**Goal**:
Lines holding the string "disk" are the ones to copy from this listing.

**Provided records**:
....
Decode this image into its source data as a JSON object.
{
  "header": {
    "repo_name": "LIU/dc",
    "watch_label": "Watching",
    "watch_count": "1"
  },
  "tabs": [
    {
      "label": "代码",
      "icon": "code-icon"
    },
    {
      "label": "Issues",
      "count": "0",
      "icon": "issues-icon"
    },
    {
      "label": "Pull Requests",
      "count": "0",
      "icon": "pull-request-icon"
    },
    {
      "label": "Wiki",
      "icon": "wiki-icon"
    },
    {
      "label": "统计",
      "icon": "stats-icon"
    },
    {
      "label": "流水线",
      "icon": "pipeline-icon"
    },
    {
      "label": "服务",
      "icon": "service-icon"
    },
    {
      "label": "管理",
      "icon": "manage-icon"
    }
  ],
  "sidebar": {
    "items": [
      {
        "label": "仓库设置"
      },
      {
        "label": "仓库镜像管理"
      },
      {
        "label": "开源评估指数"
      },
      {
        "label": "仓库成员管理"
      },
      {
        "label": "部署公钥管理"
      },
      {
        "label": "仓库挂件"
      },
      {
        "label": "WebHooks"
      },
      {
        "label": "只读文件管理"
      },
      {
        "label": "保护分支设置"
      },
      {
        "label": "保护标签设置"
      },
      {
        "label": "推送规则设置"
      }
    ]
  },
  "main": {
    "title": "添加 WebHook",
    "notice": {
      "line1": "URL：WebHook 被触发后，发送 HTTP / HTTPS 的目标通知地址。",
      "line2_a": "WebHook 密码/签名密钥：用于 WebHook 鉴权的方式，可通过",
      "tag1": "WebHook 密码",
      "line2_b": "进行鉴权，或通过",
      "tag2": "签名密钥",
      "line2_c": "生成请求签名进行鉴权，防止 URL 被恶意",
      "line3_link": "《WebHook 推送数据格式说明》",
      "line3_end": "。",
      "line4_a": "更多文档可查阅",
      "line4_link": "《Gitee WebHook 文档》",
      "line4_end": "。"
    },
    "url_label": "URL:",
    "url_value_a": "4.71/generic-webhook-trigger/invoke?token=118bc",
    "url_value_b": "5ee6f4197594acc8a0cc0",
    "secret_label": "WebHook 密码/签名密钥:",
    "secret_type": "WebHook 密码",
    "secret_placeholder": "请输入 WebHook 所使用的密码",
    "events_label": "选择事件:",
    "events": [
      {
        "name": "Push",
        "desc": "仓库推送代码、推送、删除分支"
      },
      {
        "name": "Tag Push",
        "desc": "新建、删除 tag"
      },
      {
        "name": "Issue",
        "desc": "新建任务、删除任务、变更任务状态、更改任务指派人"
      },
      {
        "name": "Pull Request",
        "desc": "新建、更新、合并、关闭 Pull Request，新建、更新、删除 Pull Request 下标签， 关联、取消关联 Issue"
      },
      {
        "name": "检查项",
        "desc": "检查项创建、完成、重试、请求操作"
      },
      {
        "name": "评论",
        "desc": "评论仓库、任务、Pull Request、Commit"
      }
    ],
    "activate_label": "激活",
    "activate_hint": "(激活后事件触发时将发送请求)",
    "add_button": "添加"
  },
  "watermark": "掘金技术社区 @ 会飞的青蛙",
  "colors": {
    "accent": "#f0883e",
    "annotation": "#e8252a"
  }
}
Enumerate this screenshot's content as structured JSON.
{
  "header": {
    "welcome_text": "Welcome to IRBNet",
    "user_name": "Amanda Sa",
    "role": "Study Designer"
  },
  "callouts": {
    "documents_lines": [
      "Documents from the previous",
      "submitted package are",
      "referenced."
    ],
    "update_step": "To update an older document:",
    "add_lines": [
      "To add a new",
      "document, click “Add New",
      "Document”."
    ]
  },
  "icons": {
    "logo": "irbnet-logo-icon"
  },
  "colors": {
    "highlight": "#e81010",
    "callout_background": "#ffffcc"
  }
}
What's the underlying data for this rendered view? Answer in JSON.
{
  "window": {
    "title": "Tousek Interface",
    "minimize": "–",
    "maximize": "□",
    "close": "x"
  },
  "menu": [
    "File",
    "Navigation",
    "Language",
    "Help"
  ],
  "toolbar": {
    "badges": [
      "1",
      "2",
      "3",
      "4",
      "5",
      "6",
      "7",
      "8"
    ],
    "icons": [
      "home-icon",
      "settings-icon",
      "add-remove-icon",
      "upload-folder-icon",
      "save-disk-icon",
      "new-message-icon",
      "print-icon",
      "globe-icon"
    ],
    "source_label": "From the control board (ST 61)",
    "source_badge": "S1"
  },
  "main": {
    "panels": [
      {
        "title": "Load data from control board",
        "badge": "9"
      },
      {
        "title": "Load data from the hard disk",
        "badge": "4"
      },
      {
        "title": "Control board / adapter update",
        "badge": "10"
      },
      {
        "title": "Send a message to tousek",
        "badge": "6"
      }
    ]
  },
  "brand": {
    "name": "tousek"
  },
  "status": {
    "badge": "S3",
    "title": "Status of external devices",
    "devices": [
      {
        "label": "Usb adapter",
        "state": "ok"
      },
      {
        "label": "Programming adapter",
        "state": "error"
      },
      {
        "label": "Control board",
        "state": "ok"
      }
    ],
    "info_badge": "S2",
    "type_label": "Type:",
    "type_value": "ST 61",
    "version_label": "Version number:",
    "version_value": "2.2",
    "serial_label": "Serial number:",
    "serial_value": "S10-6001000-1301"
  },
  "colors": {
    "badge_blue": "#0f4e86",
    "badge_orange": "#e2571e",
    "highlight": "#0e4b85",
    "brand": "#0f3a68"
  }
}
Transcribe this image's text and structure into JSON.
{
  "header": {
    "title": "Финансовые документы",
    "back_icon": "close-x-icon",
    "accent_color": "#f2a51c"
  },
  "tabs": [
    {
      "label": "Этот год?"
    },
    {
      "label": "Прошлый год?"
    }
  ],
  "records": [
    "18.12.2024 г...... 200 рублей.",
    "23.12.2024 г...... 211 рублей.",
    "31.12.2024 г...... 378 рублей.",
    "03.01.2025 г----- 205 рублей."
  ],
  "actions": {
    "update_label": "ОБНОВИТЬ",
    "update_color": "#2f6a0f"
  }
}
....
**Output**:
      "save-disk-icon",
        "title": "Load data from the hard disk",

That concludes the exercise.